> [PROBLEM DESCRIPTION]
Reproduce all the entries exactly and keep the pictures out.

(begin)

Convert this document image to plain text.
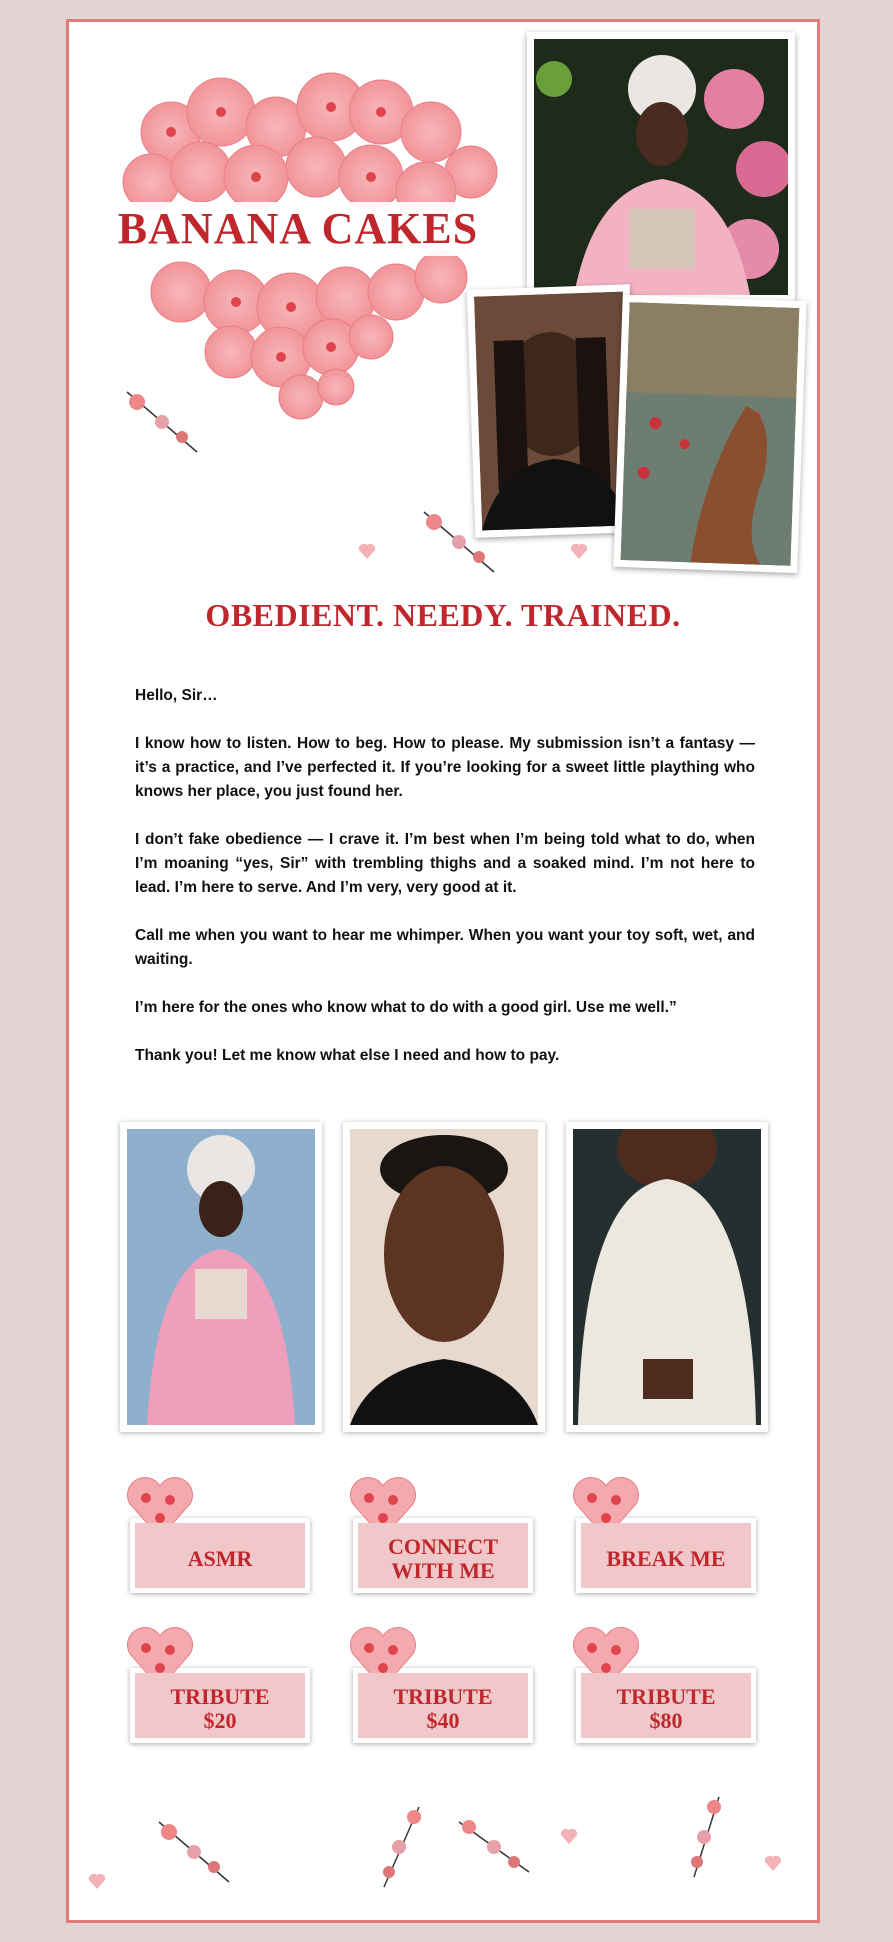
BANANA CAKES
OBEDIENT. NEEDY. TRAINED.

Hello, Sir…

I know how to listen. How to beg. How to please. My submission isn’t a fantasy — it’s a practice, and I’ve perfected it. If you’re looking for a sweet little plaything who knows her place, you just found her.

I don’t fake obedience — I crave it. I’m best when I’m being told what to do, when I’m moaning “yes, Sir” with trembling thighs and a soaked mind. I’m not here to lead. I’m here to serve. And I’m very, very good at it.

Call me when you want to hear me whimper. When you want your toy soft, wet, and waiting.

I’m here for the ones who know what to do with a good girl. Use me well.”

Thank you! Let me know what else I need and how to pay.

ASMR	CONNECT
WITH ME	BREAK ME
TRIBUTE
$20
TRIBUTE
$40
TRIBUTE
$80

(end)

> [RESPONSE FOR THIS EXERCISE]
Convert this document image to plain text.
BANANA CAKES
OBEDIENT. NEEDY. TRAINED.

Hello, Sir…

I know how to listen. How to beg. How to please. My submission isn’t a fantasy — it’s a practice, and I’ve perfected it. If you’re looking for a sweet little plaything who knows her place, you just found her.

I don’t fake obedience — I crave it. I’m best when I’m being told what to do, when I’m moaning “yes, Sir” with trembling thighs and a soaked mind. I’m not here to lead. I’m here to serve. And I’m very, very good at it.

Call me when you want to hear me whimper. When you want your toy soft, wet, and waiting.

I’m here for the ones who know what to do with a good girl. Use me well.”

Thank you! Let me know what else I need and how to pay.

ASMR	CONNECT
WITH ME	BREAK ME
TRIBUTE
$20
TRIBUTE
$40
TRIBUTE
$80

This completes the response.